Fragment źródłowy:
Przejdź do głównych treściPrzejdź do wyszukiwarkiPrzejdź do głównego menu
To trzeba wiedzieć:
Reklama

Na ulicę padli pierwsi zabici i ranni...

Strzelano jak w filmie: zza barykady, z okna na balkonie, z bramy- wszystko po to, by jak najwierniej oddać charakter heroicznej, choć nierównej walki powstańców z okupantem. Właśnie ktoś spróbował zerwać z budynku hitlerowską flagę, inni już biegną z biało-czerwoną. Na ulicę padli pierwsi zabici i ranni...
Na ulicę padli pierwsi zabici i ranni...

Na pozór dzień jak co dzień. 1 sierpnia 1944 rok, fragment warszawskiej ulicy. W centralnej części reprezentacyjna kamienica obwieszona hitlerowskimi flagami. Tu i ówdzie przechodzą uzbrojeni niemieccy żołnierze, a obok toczy się zwyczajne życie. Uliczna handlarka, pralnia, szewc, bawiące się dzieci, spacerujące kobiety, ktoś czyta na słupie niemieckie ogłoszenia, a muzykanci wygrywają warszawskie piosenki. Rowery, motocykle, auta. Typowy obrazek tamtych czasów, ale to tylko cisza przed "Burzą"...

Zadanie do wykonania:
Skopiuj dosłownie z fragmentu źródłowego powyżej odcinek od „Przejdź do głównych” do „biało-czerwoną. Na ulicę padli pierwsi zabici i ranni...” włącznie.

Sekcja danych:
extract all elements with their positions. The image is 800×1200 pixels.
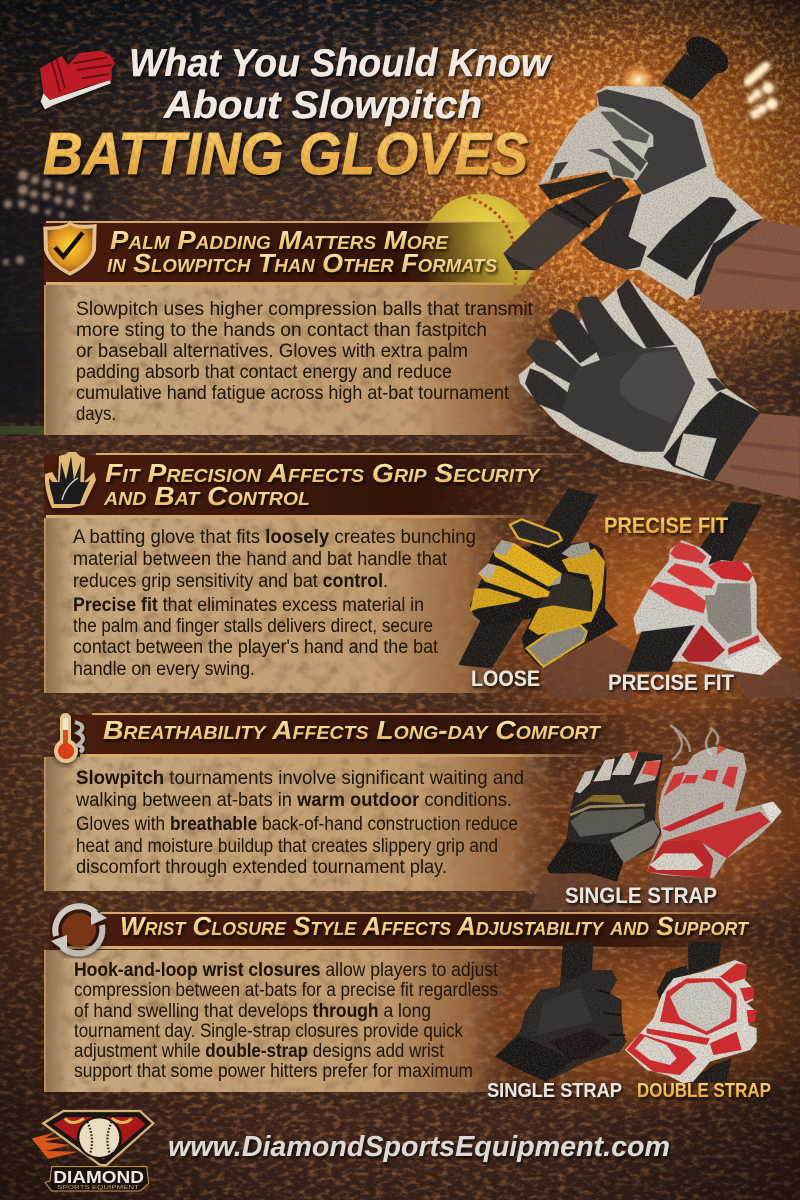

Odpowiedź na zadanie:
Przejdź do głównych treściPrzejdź do wyszukiwarkiPrzejdź do głównego menu
To trzeba wiedzieć:
Reklama

Na ulicę padli pierwsi zabici i ranni...

Strzelano jak w filmie: zza barykady, z okna na balkonie, z bramy- wszystko po to, by jak najwierniej oddać charakter heroicznej, choć nierównej walki powstańców z okupantem. Właśnie ktoś spróbował zerwać z budynku hitlerowską flagę, inni już biegną z biało-czerwoną. Na ulicę padli pierwsi zabici i ranni...